Short exercise: Look through the data below and work out how many lines contain the string "sent". Give the number alone.

[START OF Listed entries]

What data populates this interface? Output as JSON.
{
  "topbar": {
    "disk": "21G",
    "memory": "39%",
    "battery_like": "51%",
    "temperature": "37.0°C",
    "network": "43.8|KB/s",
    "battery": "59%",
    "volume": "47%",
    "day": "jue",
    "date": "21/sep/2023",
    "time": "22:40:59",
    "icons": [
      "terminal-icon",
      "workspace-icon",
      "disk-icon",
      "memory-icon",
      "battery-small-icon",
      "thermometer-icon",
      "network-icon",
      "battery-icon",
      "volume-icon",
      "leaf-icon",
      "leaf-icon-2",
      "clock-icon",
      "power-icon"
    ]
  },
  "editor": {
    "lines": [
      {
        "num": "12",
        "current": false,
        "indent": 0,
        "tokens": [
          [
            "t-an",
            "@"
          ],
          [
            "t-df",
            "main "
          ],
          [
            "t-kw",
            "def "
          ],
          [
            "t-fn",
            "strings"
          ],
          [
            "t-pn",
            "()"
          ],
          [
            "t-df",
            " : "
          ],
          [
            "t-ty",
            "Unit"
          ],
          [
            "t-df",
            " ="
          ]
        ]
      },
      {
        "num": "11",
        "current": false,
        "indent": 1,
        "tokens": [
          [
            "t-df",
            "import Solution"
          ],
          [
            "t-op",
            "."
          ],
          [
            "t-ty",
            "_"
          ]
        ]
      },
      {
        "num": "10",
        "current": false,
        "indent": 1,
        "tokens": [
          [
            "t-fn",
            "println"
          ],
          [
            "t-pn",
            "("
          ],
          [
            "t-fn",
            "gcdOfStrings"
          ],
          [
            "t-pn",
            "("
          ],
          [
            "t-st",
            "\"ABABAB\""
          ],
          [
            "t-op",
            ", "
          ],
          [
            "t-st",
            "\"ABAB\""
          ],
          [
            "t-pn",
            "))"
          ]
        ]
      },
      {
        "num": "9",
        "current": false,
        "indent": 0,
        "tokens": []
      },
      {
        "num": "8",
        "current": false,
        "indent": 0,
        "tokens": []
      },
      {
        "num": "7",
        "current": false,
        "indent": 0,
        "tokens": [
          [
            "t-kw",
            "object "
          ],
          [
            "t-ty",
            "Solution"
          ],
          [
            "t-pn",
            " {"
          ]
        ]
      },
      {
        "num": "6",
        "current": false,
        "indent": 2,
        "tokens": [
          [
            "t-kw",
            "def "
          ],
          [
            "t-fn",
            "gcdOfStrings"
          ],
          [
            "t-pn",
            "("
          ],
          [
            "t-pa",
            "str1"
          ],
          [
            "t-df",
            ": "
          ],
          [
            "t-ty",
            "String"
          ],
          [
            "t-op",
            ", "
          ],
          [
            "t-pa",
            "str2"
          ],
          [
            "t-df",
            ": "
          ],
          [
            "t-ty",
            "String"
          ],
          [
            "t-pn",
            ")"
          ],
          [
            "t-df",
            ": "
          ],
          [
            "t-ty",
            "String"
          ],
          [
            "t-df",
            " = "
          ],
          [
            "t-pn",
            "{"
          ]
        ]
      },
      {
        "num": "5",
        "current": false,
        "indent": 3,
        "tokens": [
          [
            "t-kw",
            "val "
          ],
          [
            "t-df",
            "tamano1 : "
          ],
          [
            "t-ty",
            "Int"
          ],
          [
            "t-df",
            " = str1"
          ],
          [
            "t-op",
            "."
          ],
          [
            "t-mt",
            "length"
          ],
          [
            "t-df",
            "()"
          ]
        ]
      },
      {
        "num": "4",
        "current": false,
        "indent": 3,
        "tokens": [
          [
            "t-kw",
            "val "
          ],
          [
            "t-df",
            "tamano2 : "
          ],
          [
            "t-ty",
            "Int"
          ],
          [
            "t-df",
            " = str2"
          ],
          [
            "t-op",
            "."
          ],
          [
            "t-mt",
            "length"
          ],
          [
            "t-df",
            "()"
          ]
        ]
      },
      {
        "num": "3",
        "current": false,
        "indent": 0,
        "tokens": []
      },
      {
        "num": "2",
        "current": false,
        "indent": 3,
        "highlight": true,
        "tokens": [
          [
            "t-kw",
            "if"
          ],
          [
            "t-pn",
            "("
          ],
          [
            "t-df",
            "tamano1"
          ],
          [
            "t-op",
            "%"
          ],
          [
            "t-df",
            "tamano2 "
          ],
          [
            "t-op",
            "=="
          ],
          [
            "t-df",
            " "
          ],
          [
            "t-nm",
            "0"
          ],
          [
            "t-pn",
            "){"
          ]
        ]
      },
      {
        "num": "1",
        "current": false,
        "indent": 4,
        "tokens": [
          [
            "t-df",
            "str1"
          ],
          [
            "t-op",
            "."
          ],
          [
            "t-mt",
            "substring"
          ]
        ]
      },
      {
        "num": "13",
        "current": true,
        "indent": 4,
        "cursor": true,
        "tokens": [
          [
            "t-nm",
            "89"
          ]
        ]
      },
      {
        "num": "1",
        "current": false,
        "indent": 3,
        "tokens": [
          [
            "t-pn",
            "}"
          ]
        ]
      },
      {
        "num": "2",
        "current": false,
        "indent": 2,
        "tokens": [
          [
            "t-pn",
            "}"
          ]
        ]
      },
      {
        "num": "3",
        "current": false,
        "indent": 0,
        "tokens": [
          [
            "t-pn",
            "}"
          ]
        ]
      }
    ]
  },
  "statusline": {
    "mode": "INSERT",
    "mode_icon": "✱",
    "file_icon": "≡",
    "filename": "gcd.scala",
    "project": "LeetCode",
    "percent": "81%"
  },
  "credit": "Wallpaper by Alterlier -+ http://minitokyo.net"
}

[END OF Listed entries]
[START OF Listed entries]

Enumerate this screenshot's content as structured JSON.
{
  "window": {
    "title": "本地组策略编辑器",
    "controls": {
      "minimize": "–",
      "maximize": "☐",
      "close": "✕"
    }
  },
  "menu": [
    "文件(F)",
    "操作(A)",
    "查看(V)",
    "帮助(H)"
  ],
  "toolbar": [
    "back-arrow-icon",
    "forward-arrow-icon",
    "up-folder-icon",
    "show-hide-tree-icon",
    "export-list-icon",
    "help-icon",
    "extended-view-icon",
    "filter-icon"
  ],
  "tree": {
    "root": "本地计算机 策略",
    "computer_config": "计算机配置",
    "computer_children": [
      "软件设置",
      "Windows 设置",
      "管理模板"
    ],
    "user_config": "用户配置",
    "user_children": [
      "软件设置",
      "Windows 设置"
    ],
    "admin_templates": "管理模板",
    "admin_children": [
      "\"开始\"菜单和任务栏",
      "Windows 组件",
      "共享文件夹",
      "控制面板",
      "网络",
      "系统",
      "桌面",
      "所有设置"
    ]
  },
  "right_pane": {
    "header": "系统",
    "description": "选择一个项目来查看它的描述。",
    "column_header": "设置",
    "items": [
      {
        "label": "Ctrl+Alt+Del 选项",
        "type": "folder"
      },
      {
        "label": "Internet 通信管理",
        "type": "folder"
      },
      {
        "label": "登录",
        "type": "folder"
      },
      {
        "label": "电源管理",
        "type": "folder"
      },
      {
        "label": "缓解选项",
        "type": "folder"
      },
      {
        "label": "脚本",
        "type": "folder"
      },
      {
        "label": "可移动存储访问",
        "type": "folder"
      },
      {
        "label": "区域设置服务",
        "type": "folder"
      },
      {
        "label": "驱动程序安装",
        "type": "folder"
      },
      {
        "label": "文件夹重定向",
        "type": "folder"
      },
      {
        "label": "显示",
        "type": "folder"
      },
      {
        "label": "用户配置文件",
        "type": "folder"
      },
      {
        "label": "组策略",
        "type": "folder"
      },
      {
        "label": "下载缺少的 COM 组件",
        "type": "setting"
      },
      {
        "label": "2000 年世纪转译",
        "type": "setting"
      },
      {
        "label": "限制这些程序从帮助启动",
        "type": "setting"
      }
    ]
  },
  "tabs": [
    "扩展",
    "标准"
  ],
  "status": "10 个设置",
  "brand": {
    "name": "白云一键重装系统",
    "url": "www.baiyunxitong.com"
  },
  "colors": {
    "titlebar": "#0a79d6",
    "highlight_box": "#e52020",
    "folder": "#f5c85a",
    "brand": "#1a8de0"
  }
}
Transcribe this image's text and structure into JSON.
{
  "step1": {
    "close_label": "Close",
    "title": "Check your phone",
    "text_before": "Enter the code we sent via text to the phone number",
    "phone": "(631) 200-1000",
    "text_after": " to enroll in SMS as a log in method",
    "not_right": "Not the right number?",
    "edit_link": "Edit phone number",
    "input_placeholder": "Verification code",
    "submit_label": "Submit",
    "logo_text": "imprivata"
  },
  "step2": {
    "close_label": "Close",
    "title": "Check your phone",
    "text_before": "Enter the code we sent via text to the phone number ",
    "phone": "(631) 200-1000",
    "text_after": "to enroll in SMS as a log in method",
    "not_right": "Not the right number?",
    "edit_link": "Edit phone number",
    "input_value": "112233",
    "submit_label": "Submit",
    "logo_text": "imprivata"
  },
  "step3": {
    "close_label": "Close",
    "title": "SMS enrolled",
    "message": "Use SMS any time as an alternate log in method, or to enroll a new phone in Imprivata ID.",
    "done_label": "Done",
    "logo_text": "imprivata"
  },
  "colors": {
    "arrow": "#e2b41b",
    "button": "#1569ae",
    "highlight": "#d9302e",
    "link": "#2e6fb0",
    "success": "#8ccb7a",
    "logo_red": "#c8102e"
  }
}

[END OF Listed entries]
[START OF Listed entries]

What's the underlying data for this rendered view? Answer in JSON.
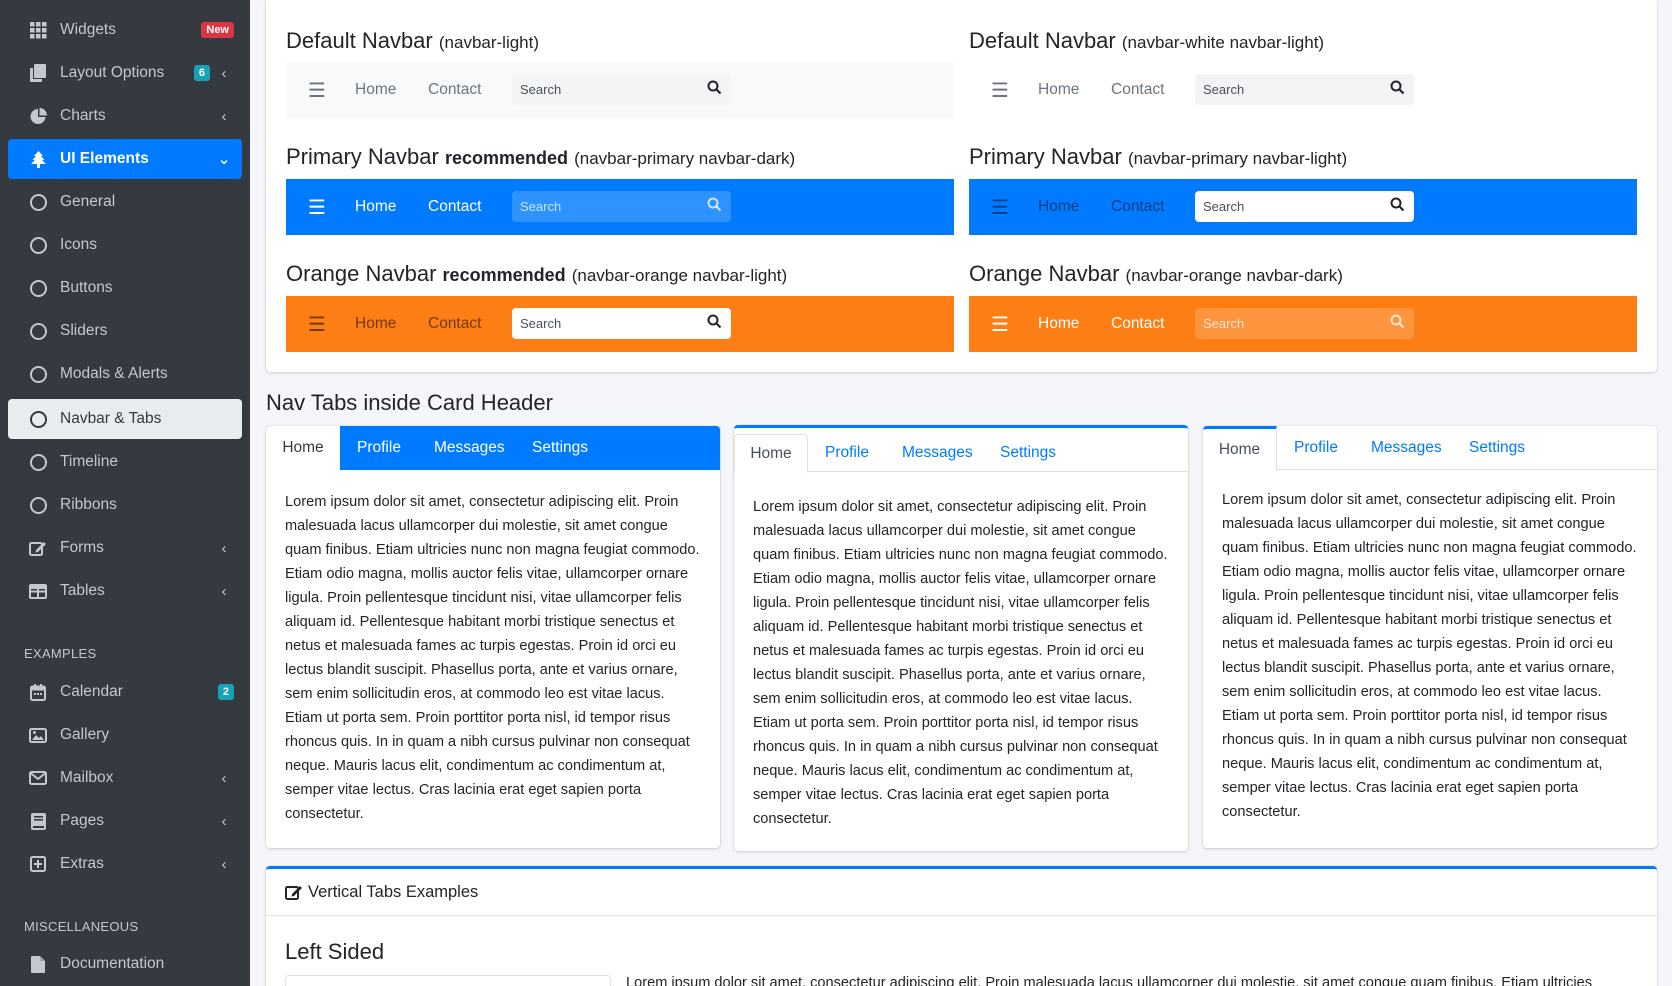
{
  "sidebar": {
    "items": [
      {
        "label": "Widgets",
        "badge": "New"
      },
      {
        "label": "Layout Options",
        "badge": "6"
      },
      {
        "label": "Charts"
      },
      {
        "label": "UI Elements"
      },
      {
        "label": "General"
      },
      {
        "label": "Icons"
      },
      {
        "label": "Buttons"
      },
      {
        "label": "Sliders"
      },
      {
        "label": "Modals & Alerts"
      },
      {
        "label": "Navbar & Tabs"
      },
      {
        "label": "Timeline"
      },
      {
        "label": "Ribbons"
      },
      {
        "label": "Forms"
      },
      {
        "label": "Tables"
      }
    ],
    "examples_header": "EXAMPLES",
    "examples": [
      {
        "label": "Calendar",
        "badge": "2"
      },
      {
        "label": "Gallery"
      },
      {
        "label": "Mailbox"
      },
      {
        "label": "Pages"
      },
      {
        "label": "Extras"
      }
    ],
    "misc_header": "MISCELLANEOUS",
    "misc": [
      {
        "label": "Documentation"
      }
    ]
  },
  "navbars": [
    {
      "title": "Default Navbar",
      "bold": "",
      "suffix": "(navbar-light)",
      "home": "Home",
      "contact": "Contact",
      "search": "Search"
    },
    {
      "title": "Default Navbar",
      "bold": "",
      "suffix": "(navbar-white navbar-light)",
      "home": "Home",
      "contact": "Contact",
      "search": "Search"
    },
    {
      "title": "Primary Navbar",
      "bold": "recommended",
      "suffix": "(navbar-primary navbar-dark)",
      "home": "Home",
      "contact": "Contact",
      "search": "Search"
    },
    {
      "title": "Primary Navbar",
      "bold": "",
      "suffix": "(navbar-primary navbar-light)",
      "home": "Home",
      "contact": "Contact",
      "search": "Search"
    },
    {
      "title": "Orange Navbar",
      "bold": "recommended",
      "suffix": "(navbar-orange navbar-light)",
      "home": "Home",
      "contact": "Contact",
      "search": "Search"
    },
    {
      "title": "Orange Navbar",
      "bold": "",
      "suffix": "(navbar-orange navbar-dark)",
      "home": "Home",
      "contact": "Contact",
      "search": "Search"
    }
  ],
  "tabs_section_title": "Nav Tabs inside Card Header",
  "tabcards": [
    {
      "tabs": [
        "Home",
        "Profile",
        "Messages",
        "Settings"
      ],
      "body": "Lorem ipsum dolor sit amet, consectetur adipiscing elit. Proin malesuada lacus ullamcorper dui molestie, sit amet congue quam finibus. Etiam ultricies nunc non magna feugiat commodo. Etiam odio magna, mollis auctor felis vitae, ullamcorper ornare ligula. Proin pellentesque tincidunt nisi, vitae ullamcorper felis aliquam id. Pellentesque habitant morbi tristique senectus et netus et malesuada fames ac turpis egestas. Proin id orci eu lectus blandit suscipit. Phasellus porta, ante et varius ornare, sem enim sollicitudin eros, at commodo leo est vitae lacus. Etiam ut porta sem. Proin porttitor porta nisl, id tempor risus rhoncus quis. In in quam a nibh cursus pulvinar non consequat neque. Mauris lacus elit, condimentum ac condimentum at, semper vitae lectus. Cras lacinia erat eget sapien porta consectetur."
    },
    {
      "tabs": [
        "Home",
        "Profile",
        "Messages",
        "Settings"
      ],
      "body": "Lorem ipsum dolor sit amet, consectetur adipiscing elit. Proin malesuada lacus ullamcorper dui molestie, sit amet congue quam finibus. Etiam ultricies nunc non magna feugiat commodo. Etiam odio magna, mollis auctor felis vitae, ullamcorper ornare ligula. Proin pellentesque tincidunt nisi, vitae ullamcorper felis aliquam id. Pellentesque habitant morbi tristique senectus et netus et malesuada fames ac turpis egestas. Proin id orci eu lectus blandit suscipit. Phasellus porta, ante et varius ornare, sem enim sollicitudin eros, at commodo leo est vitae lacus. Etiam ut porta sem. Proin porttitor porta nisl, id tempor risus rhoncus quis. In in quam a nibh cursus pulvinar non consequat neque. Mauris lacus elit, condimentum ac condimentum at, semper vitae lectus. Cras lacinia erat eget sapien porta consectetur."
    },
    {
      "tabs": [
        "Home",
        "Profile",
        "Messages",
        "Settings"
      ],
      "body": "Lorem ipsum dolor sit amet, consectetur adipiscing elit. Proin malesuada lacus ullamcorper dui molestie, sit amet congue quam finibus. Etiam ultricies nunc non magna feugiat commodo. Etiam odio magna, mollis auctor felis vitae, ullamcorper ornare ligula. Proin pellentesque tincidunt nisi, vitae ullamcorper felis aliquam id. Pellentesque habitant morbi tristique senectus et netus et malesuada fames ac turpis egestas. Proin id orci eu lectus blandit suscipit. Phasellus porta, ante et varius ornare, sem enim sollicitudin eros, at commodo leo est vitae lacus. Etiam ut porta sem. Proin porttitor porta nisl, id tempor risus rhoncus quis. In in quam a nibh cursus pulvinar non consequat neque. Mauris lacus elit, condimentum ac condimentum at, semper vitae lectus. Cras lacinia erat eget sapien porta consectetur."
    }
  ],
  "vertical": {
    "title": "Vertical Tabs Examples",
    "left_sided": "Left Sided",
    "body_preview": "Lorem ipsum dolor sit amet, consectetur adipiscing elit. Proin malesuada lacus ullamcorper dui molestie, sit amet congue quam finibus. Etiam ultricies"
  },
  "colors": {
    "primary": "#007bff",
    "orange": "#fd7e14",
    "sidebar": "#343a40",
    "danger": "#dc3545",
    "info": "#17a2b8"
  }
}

[END OF Listed entries]

Result: 2